JOB: Scan the data below for the string "grown". Show every line where it turns up.

LISTED RECORDS:
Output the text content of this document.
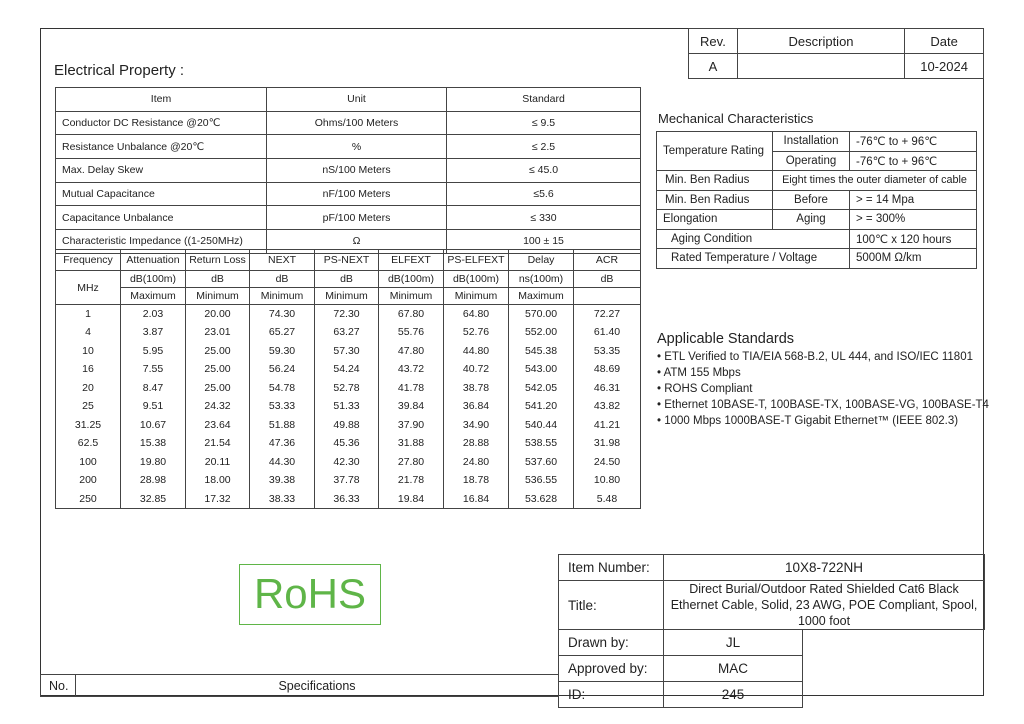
Rev.	Description	Date
A		10-2024
Electrical Property :
Item	Unit	Standard
Conductor DC Resistance @20℃	Ohms/100 Meters	≤ 9.5
Resistance Unbalance @20℃	%	≤ 2.5
Max. Delay Skew	nS/100 Meters	≤ 45.0
Mutual Capacitance	nF/100 Meters	≤5.6
Capacitance Unbalance	pF/100 Meters	≤ 330
Characteristic Impedance ((1-250MHz)	Ω	100 ± 15
Frequency	Attenuation	Return Loss	NEXT	PS-NEXT	ELFEXT	PS-ELFEXT	Delay	ACR
MHz	dB(100m)	dB	dB	dB	dB(100m)	dB(100m)	ns(100m)	dB
	Maximum	Minimum	Minimum	Minimum	Minimum	Minimum	Maximum	
1	2.03	20.00	74.30	72.30	67.80	64.80	570.00	72.27
4	3.87	23.01	65.27	63.27	55.76	52.76	552.00	61.40
10	5.95	25.00	59.30	57.30	47.80	44.80	545.38	53.35
16	7.55	25.00	56.24	54.24	43.72	40.72	543.00	48.69
20	8.47	25.00	54.78	52.78	41.78	38.78	542.05	46.31
25	9.51	24.32	53.33	51.33	39.84	36.84	541.20	43.82
31.25	10.67	23.64	51.88	49.88	37.90	34.90	540.44	41.21
62.5	15.38	21.54	47.36	45.36	31.88	28.88	538.55	31.98
100	19.80	20.11	44.30	42.30	27.80	24.80	537.60	24.50
200	28.98	18.00	39.38	37.78	21.78	18.78	536.55	10.80
250	32.85	17.32	38.33	36.33	19.84	16.84	53.628	5.48
Mechanical Characteristics
Temperature Rating	Installation	-76℃ to + 96℃
	Operating	-76℃ to + 96℃
Min. Ben Radius	Eight times the outer diameter of cable	
Min. Ben Radius	Before	> = 14 Mpa
Elongation	Aging	> = 300%
Aging Condition		100℃ x 120 hours
Rated Temperature / Voltage		5000M Ω/km
Applicable Standards
• ETL Verified to TIA/EIA 568-B.2, UL 444, and ISO/IEC 11801
• ATM 155 Mbps
• ROHS Compliant
• Ethernet 10BASE-T, 100BASE-TX, 100BASE-VG, 100BASE-T4
• 1000 Mbps 1000BASE-T Gigabit Ethernet™ (IEEE 802.3)
RoHS
Item Number:	10X8-722NH	
Title:	Direct Burial/Outdoor Rated Shielded Cat6 Black Ethernet Cable, Solid, 23 AWG, POE Compliant, Spool, 1000 foot	
Drawn by:	JL	
Approved by:	MAC	
ID:	245	
No.	Specifications
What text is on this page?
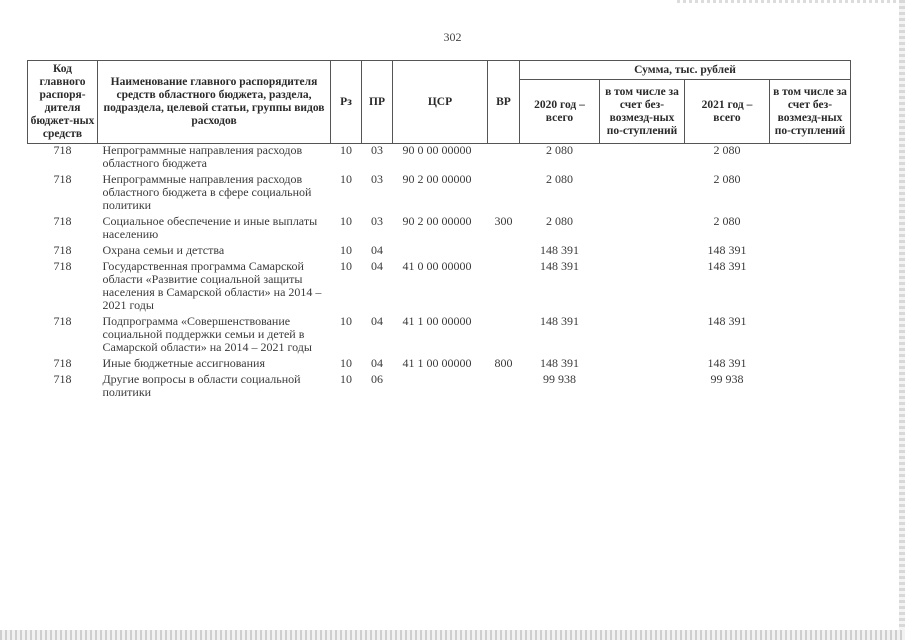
302
Код главного распоря-дителя бюджет-ных средств	Наименование главного распорядителя средств областного бюджета, раздела, подраздела, целевой статьи, группы видов расходов	Рз	ПР	ЦСР	ВР	Сумма, тыс. рублей			
						2020 год – всего	в том числе за счет без-возмезд-ных по-ступлений	2021 год – всего	в том числе за счет без-возмезд-ных по-ступлений
718	Непрограммные направления расходов областного бюджета	10	03	90 0 00 00000		2 080		2 080	
718	Непрограммные направления расходов областного бюджета в сфере социальной политики	10	03	90 2 00 00000		2 080		2 080	
718	Социальное обеспечение и иные выплаты населению	10	03	90 2 00 00000	300	2 080		2 080	
718	Охрана семьи и детства	10	04			148 391		148 391	
718	Государственная программа Самарской области «Развитие социальной защиты населения в Самарской области» на 2014 – 2021 годы	10	04	41 0 00 00000		148 391		148 391	
718	Подпрограмма «Совершенствование социальной поддержки семьи и детей в Самарской области» на 2014 – 2021 годы	10	04	41 1 00 00000		148 391		148 391	
718	Иные бюджетные ассигнования	10	04	41 1 00 00000	800	148 391		148 391	
718	Другие вопросы в области социальной политики	10	06			99 938		99 938	
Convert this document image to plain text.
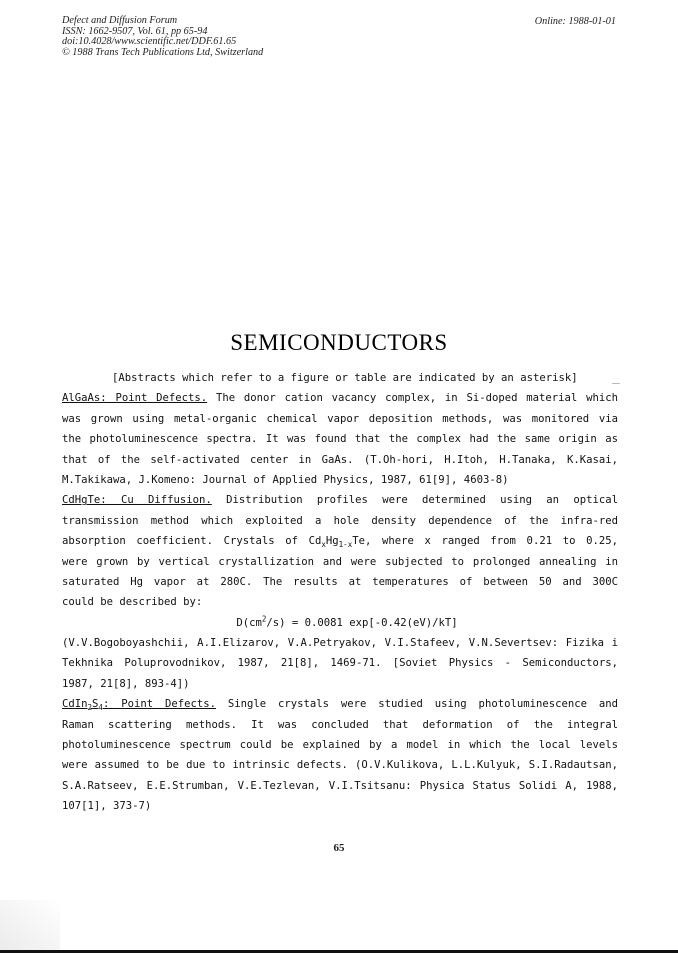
Defect and Diffusion Forum
ISSN: 1662-9507, Vol. 61, pp 65-94
doi:10.4028/www.scientific.net/DDF.61.65
© 1988 Trans Tech Publications Ltd, Switzerland
Online: 1988-01-01
SEMICONDUCTORS
[Abstracts which refer to a figure or table are indicated by an asterisk]
AlGaAs: Point Defects. The donor cation vacancy complex, in Si-doped material which
was grown using metal-organic chemical vapor deposition methods, was monitored via
the photoluminescence spectra. It was found that the complex had the same origin as
that of the self-activated center in GaAs. (T.Oh-hori, H.Itoh, H.Tanaka, K.Kasai,
M.Takikawa, J.Komeno: Journal of Applied Physics, 1987, 61[9], 4603-8)
CdHgTe: Cu Diffusion. Distribution profiles were determined using an optical
transmission method which exploited a hole density dependence of the infra-red
absorption coefficient. Crystals of $Cd_xHg_{1-x}Te$, where x ranged from 0.21 to 0.25,
were grown by vertical crystallization and were subjected to prolonged annealing in
saturated Hg vapor at 280C. The results at temperatures of between 50 and 300C
could be described by:
$D(cm^2/s) = 0.0081$ exp[-0.42(eV)/kT]
(V.V.Bogoboyashchii, A.I.Elizarov, V.A.Petryakov, V.I.Stafeev, V.N.Severtsev: Fizika i
Tekhnika Poluprovodnikov, 1987, 21[8], 1469-71. [Soviet Physics - Semiconductors,
1987, 21[8], 893-4])
$CdIn_2S_4$: Point Defects. Single crystals were studied using photoluminescence and
Raman scattering methods. It was concluded that deformation of the integral
photoluminescence spectrum could be explained by a model in which the local levels
were assumed to be due to intrinsic defects. (O.V.Kulikova, L.L.Kulyuk, S.I.Radautsan,
S.A.Ratseev, E.E.Strumban, V.E.Tezlevan, V.I.Tsitsanu: Physica Status Solidi A, 1988,
107[1], 373-7)
65
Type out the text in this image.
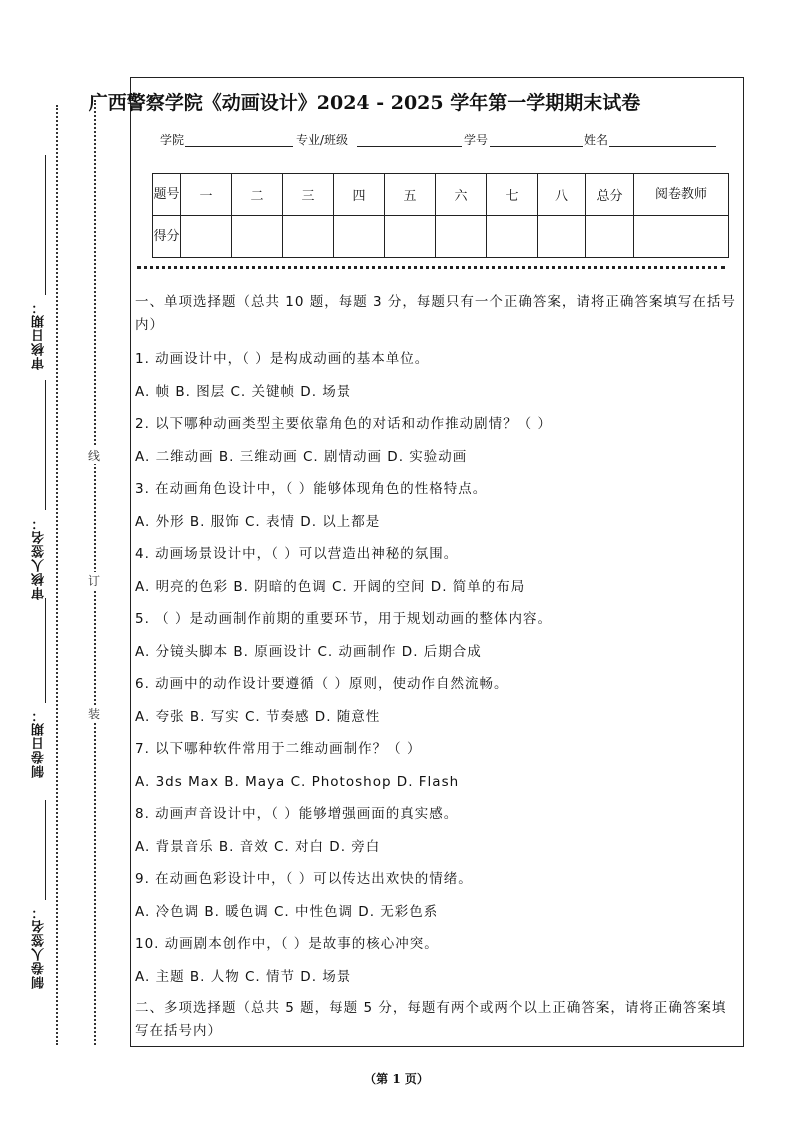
审核日期：
审核人签名：
制卷日期：
制卷人签名：
线
订
装
广西警察学院《动画设计》2024 - 2025 学年第一学期期末试卷
学院	专业/班级	学号	姓名
题号	一	二	三	四	五	六	七	八	总分	阅卷教师
得分										

一、单项选择题（总共 10 题，每题 3 分，每题只有一个正确答案，请将正确答案填写在括号内）

1. 动画设计中，（ ）是构成动画的基本单位。

A. 帧 B. 图层 C. 关键帧 D. 场景

2. 以下哪种动画类型主要依靠角色的对话和动作推动剧情？（ ）

A. 二维动画 B. 三维动画 C. 剧情动画 D. 实验动画

3. 在动画角色设计中，（ ）能够体现角色的性格特点。

A. 外形 B. 服饰 C. 表情 D. 以上都是

4. 动画场景设计中，（ ）可以营造出神秘的氛围。

A. 明亮的色彩 B. 阴暗的色调 C. 开阔的空间 D. 简单的布局

5. （ ）是动画制作前期的重要环节，用于规划动画的整体内容。

A. 分镜头脚本 B. 原画设计 C. 动画制作 D. 后期合成

6. 动画中的动作设计要遵循（ ）原则，使动作自然流畅。

A. 夸张 B. 写实 C. 节奏感 D. 随意性

7. 以下哪种软件常用于二维动画制作？（ ）

A. 3ds Max B. Maya C. Photoshop D. Flash

8. 动画声音设计中，（ ）能够增强画面的真实感。

A. 背景音乐 B. 音效 C. 对白 D. 旁白

9. 在动画色彩设计中，（ ）可以传达出欢快的情绪。

A. 冷色调 B. 暖色调 C. 中性色调 D. 无彩色系

10. 动画剧本创作中，（ ）是故事的核心冲突。

A. 主题 B. 人物 C. 情节 D. 场景

二、多项选择题（总共 5 题，每题 5 分，每题有两个或两个以上正确答案，请将正确答案填写在括号内）

（第 1 页）
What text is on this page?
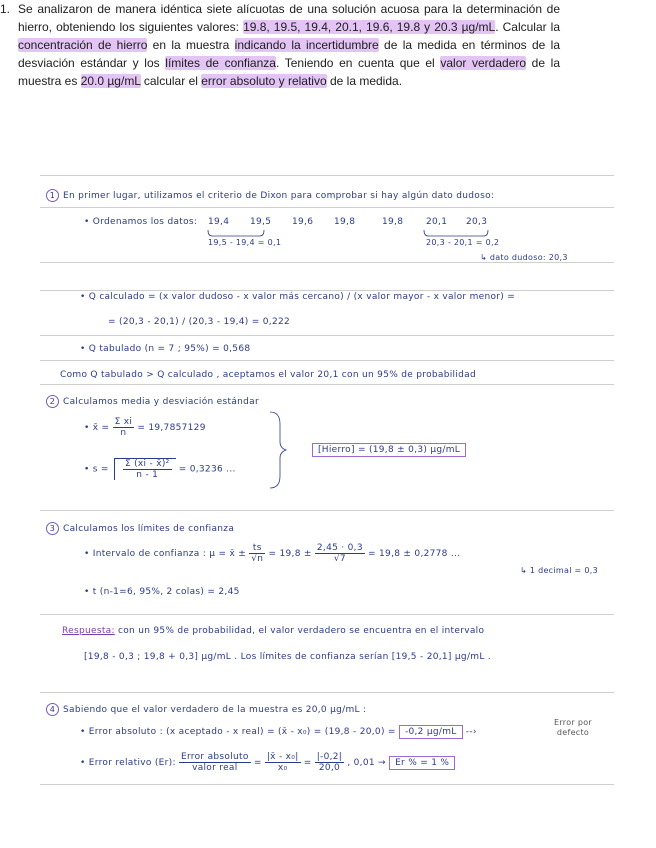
1. Se analizaron de manera idéntica siete alícuotas de una solución acuosa para la determinación de hierro, obteniendo los siguientes valores: 19.8, 19.5, 19.4, 20.1, 19.6, 19.8 y 20.3 µg/mL. Calcular la concentración de hierro en la muestra indicando la incertidumbre de la medida en términos de la desviación estándar y los límites de confianza. Teniendo en cuenta que el valor verdadero de la muestra es 20.0 µg/mL calcular el error absoluto y relativo de la medida.
1 En primer lugar, utilizamos el criterio de Dixon para comprobar si hay algún dato dudoso:
• Ordenamos los datos: 19,4 19,5 19,6 19,8	19,8	20,1 20,3
19,5 - 19,4 = 0,1	20,3 - 20,1 = 0,2
↳ dato dudoso: 20,3
• Q calculado = (x valor dudoso - x valor más cercano) / (x valor mayor - x valor menor) =
= (20,3 - 20,1) / (20,3 - 19,4) = 0,222
• Q tabulado (n = 7 ; 95%) = 0,568
Como Q tabulado > Q calculado , aceptamos el valor 20,1 con un 95% de probabilidad
2 Calculamos media y desviación estándar
• x̄ = $\frac{\text{Σ xi}}{n} = 19,7857129$
• $s = \frac{\text{Σ (xi - x̄)²}}{n - 1} = 0,3236$ ...
[Hierro] = (19,8 ± 0,3) µg/mL
3 Calculamos los límites de confianza
• Intervalo de confianza : µ = x̄ ± $\frac{ts}{√n} = 19,8 \pm \frac{2,45 \cdot 0,3}{√7} = 19,8 \pm 0,2778$ ...
↳ 1 decimal = 0,3
• t (n-1=6, 95%, 2 colas) = 2,45
Respuesta: con un 95% de probabilidad, el valor verdadero se encuentra en el intervalo
[19,8 - 0,3 ; 19,8 + 0,3] µg/mL . Los límites de confianza serían [19,5 - 20,1] µg/mL .
4 Sabiendo que el valor verdadero de la muestra es 20,0 µg/mL :
Error por defecto
• Error absoluto : (x aceptado - x real) = (x̄ - x₀) = (19,8 - 20,0) = -0,2 µg/mL --›
• Error relativo (Er): $\frac{\text{Error absoluto}}{\text{valor real}} = \frac{\text{|x̄ - x₀|}}{\text{x₀}} = \frac{|-0,2|}{20,0}$ , 0,01 → Er % = 1 %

TASK RESULT:
was grown using metal-organic chemical vapor deposition methods, was monitored via
were grown by vertical crystallization and were subjected to prolonged annealing in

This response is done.